### Given problem
Go through the listing below and gather every line with the word "在一个单位注册从事建设工程造价活动的专业人员".

[Dataset items]
..........

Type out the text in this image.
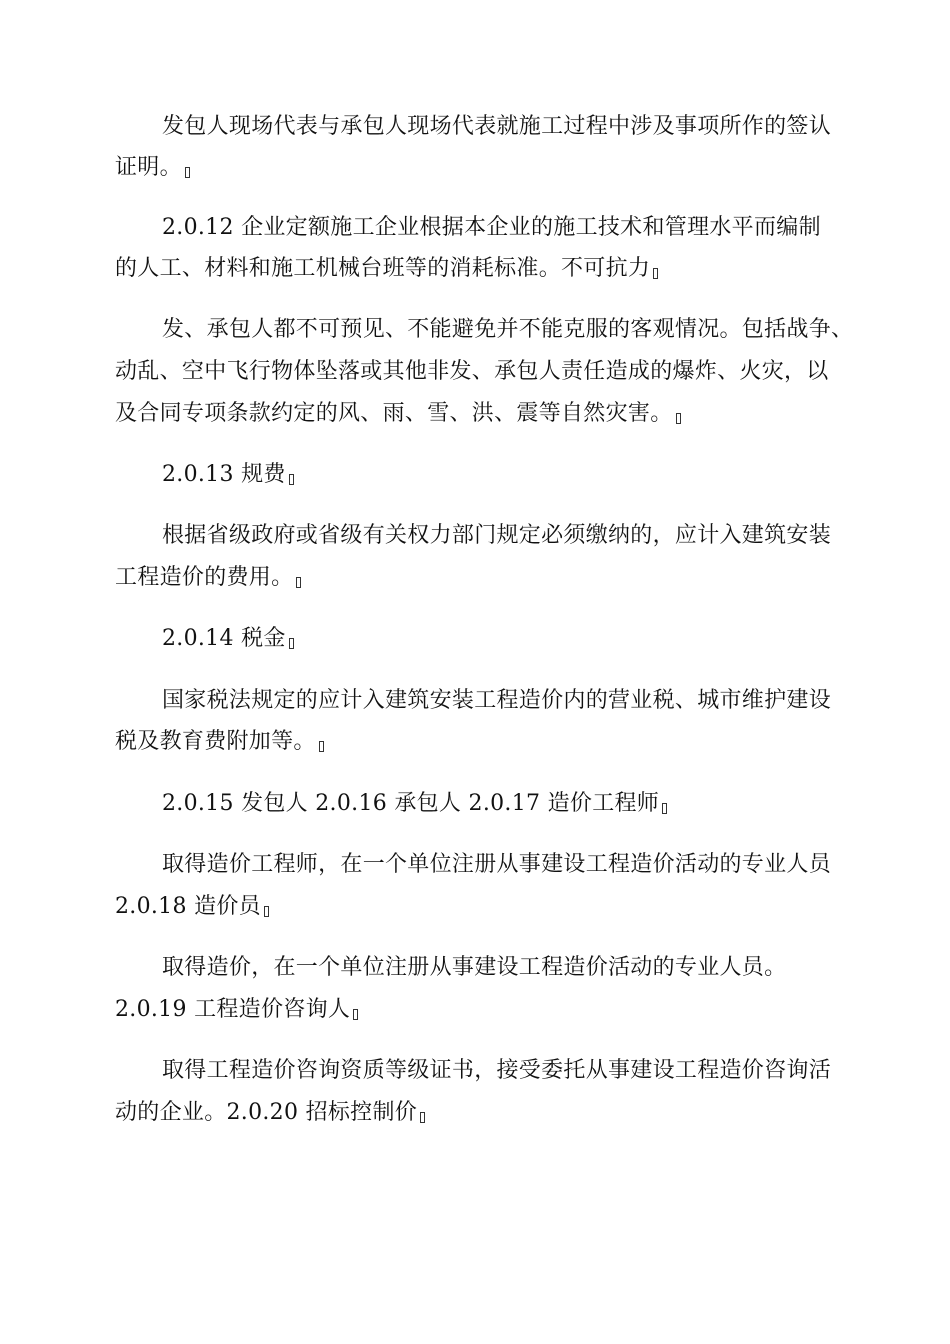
发包人现场代表与承包人现场代表就施工过程中涉及事项所作的签认
证明。
2.0.12 企业定额施工企业根据本企业的施工技术和管理水平而编制
的人工、材料和施工机械台班等的消耗标准。不可抗力
发、承包人都不可预见、不能避免并不能克服的客观情况。包括战争、
动乱、空中飞行物体坠落或其他非发、承包人责任造成的爆炸、火灾，以
及合同专项条款约定的风、雨、雪、洪、震等自然灾害。
2.0.13 规费
根据省级政府或省级有关权力部门规定必须缴纳的，应计入建筑安装
工程造价的费用。
2.0.14 税金
国家税法规定的应计入建筑安装工程造价内的营业税、城市维护建设
税及教育费附加等。
2.0.15 发包人 2.0.16 承包人 2.0.17 造价工程师
取得造价工程师，在一个单位注册从事建设工程造价活动的专业人员
2.0.18 造价员
取得造价，在一个单位注册从事建设工程造价活动的专业人员。
2.0.19 工程造价咨询人
取得工程造价咨询资质等级证书，接受委托从事建设工程造价咨询活
动的企业。2.0.20 招标控制价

..........

### Worked answer
取得造价工程师，在一个单位注册从事建设工程造价活动的专业人员
取得造价，在一个单位注册从事建设工程造价活动的专业人员。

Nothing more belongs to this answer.